• **What you should do**
Scan the lines below; pull out those with "image".

BEGIN Data section

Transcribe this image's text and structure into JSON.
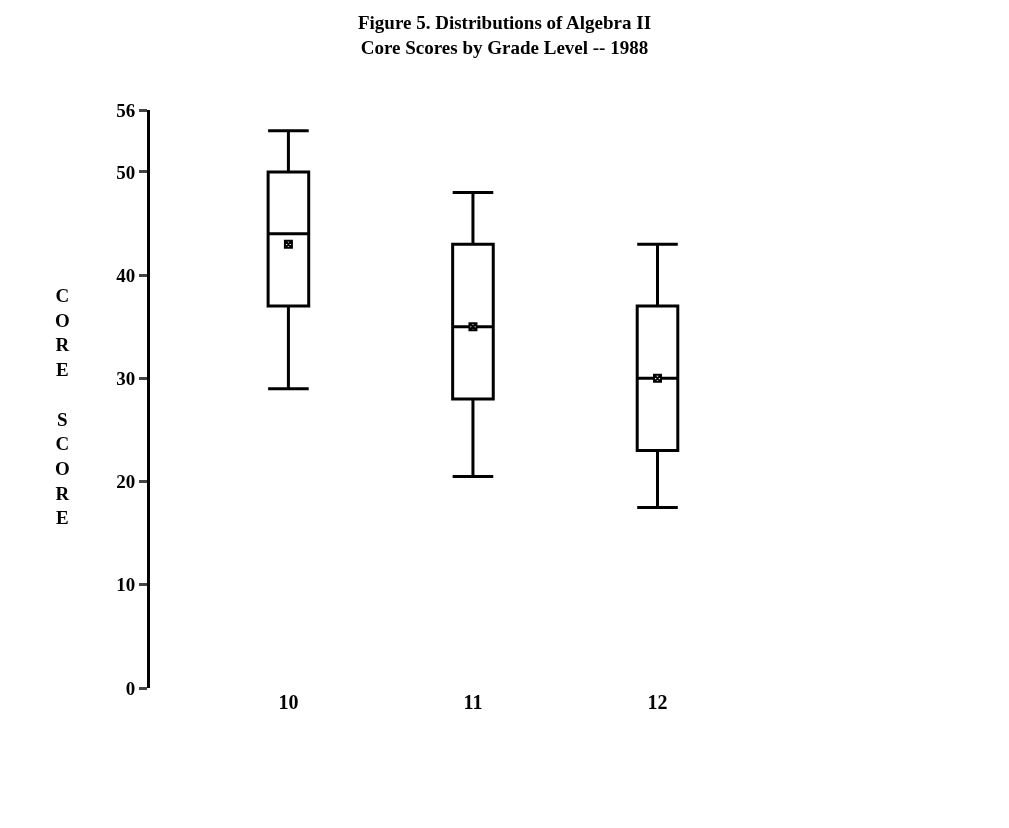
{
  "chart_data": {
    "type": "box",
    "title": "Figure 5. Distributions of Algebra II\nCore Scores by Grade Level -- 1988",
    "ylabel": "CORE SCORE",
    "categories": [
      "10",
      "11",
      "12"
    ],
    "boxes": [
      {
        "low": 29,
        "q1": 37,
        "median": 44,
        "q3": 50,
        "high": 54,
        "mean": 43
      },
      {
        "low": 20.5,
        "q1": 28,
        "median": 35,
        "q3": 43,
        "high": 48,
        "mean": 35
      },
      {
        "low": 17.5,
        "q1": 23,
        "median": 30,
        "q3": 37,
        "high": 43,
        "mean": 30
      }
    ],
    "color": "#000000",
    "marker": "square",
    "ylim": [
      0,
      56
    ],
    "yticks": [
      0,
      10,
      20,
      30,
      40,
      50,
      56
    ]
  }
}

END Data section
BEGIN Data section

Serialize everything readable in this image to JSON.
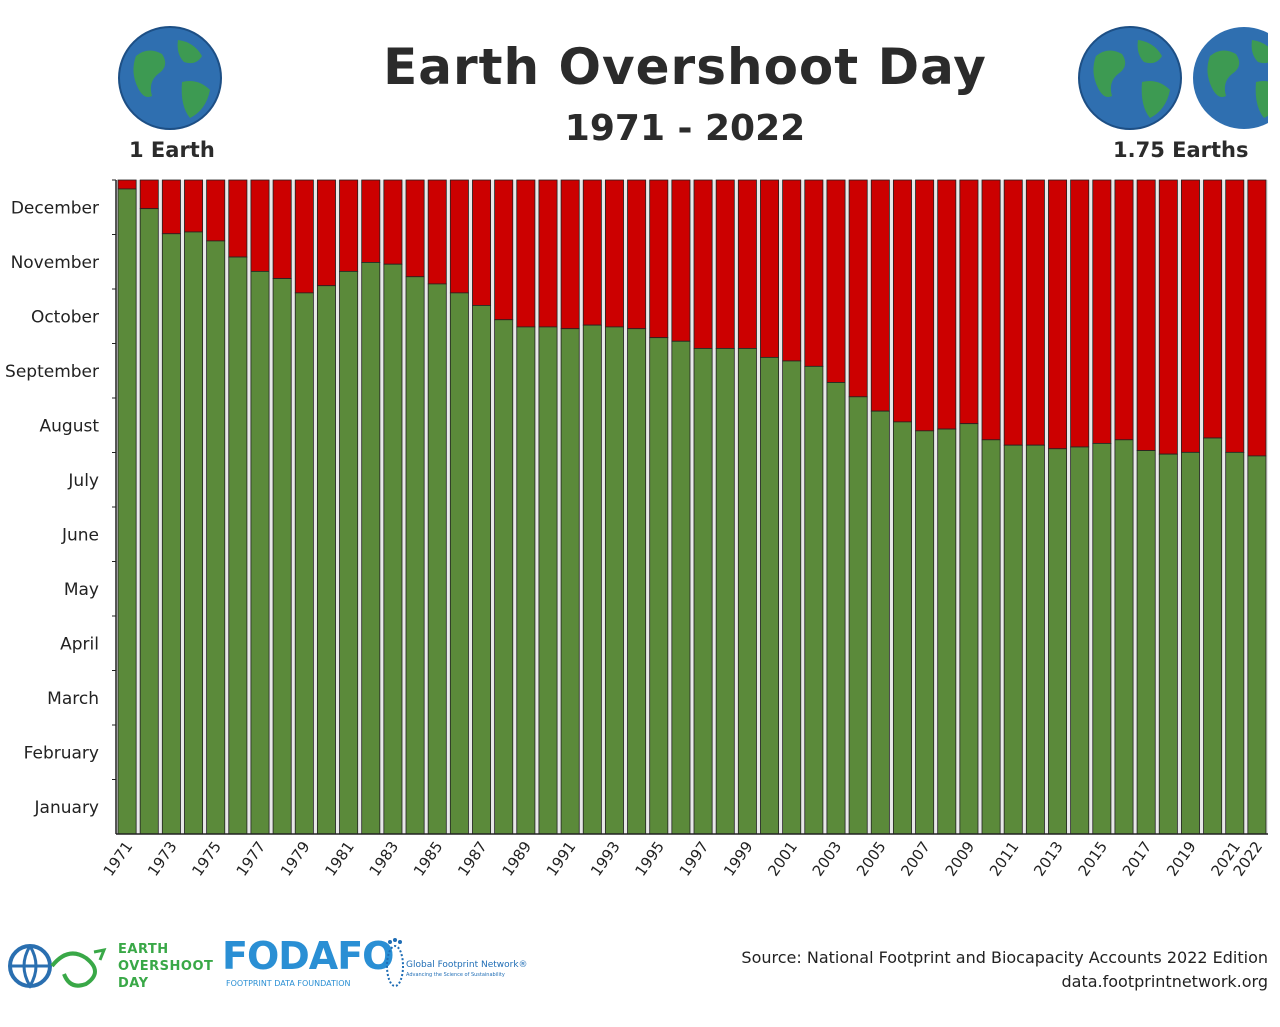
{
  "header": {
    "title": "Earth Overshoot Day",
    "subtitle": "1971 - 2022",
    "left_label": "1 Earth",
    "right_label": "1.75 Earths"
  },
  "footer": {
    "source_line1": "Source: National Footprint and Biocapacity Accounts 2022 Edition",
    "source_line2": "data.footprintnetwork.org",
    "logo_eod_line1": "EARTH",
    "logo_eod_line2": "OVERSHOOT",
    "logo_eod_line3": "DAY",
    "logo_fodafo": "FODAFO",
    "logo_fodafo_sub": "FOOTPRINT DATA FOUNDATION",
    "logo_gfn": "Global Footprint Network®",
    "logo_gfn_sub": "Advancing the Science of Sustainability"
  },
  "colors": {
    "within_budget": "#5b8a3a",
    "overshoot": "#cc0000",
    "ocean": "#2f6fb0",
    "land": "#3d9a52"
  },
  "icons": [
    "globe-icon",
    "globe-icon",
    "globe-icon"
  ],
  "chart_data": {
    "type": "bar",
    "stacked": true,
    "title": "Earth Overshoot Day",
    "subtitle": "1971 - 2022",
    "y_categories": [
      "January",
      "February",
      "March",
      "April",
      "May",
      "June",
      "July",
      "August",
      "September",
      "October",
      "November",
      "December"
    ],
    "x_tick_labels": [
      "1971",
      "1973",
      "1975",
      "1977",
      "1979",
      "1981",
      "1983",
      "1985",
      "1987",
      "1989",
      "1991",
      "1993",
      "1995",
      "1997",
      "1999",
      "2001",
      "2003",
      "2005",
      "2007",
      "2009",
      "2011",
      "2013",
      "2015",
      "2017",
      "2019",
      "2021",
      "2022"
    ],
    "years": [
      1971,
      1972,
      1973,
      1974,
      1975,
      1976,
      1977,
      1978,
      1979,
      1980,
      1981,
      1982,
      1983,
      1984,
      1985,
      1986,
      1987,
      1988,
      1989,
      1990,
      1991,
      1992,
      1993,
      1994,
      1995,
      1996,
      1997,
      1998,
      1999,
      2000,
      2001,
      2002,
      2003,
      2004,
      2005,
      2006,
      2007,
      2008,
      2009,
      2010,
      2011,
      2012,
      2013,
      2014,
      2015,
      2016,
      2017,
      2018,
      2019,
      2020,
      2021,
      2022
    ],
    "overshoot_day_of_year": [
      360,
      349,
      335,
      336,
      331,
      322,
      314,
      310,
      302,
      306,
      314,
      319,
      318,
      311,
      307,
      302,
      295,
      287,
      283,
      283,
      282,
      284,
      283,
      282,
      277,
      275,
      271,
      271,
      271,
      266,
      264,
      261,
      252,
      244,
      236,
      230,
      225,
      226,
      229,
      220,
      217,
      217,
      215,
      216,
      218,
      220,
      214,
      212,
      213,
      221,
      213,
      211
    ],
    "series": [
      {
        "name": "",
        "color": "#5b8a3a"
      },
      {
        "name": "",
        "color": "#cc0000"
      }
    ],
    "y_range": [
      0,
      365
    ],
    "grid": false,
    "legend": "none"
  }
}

END Data section

• **Answer to the exercise**
Transcribe this image's text and structure into JSON.
Serialize everything readable in this image to JSON.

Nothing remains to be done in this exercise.